### What the exercise asks
Scan the entries below and count the lines holding the string "body". Supply only the number.
>> start Data shown
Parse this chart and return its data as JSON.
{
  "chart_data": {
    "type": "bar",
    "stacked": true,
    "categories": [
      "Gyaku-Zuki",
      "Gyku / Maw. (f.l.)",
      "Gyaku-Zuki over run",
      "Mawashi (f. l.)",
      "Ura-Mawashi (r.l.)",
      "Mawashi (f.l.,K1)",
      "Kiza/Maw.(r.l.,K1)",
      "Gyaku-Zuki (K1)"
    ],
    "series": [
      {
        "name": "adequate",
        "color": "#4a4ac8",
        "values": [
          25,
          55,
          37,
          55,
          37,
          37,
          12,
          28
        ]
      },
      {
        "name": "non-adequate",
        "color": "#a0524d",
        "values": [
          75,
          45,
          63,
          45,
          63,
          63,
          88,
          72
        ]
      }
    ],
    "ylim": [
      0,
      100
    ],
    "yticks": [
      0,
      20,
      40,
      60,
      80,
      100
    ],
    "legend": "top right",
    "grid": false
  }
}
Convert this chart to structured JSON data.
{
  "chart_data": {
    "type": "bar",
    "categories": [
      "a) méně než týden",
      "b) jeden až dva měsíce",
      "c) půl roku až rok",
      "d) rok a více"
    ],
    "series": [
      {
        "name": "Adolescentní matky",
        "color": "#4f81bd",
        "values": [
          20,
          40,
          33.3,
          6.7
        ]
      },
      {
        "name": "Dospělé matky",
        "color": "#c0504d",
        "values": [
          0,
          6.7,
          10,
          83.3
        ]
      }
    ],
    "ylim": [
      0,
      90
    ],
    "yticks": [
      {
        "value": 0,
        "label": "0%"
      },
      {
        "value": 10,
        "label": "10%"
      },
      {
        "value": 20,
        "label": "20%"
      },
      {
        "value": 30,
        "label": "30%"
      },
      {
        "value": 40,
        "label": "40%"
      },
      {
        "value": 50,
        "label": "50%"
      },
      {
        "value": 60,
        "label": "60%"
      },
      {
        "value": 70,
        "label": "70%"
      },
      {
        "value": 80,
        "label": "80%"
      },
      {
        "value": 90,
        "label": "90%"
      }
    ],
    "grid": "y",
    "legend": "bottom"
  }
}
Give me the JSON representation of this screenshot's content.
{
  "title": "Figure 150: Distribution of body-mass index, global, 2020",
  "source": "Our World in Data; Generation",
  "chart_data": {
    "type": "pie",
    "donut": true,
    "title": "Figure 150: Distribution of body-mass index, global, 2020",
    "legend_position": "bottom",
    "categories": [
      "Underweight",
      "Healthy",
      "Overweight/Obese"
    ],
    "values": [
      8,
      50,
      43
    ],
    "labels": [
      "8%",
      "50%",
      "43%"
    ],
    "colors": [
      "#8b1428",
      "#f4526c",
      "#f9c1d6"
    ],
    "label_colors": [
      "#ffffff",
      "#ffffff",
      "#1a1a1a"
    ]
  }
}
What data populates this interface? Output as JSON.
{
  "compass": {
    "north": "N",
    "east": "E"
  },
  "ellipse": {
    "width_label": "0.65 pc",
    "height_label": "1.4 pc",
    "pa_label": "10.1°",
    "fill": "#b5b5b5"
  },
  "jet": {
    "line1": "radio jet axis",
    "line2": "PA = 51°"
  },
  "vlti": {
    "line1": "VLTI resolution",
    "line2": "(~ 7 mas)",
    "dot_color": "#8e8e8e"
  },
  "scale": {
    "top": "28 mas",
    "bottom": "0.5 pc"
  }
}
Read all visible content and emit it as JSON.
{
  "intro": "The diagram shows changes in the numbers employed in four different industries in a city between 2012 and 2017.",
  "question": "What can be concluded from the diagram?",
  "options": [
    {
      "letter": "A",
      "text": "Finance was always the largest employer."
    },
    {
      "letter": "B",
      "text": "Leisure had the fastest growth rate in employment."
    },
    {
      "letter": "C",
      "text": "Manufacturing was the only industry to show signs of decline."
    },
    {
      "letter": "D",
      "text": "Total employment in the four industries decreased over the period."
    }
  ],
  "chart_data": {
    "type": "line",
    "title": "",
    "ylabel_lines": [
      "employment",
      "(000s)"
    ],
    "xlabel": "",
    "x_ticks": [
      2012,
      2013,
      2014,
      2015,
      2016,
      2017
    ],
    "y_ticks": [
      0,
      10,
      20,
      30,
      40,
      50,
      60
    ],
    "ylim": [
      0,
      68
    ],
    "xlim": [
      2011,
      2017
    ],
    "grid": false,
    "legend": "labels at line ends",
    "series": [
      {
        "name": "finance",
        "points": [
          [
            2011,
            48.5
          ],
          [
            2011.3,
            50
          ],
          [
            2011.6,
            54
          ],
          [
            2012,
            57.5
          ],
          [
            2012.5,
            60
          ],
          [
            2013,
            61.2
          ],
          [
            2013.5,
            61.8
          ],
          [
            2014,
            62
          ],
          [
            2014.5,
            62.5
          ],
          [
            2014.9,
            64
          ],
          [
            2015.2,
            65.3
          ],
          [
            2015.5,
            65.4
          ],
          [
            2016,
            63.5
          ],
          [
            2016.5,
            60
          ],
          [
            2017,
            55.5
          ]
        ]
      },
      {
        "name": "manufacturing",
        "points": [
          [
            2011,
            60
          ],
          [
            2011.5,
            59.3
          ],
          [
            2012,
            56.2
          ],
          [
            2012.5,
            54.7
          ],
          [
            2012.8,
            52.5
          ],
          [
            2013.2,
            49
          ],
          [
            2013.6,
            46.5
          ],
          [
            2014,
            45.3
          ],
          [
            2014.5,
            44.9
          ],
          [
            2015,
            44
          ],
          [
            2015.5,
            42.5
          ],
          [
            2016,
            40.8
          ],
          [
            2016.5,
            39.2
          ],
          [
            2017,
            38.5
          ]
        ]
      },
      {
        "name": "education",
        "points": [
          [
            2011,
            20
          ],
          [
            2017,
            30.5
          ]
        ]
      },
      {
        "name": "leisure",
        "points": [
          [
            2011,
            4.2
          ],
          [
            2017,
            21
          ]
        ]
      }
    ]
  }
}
>> end Data shown
### Result
2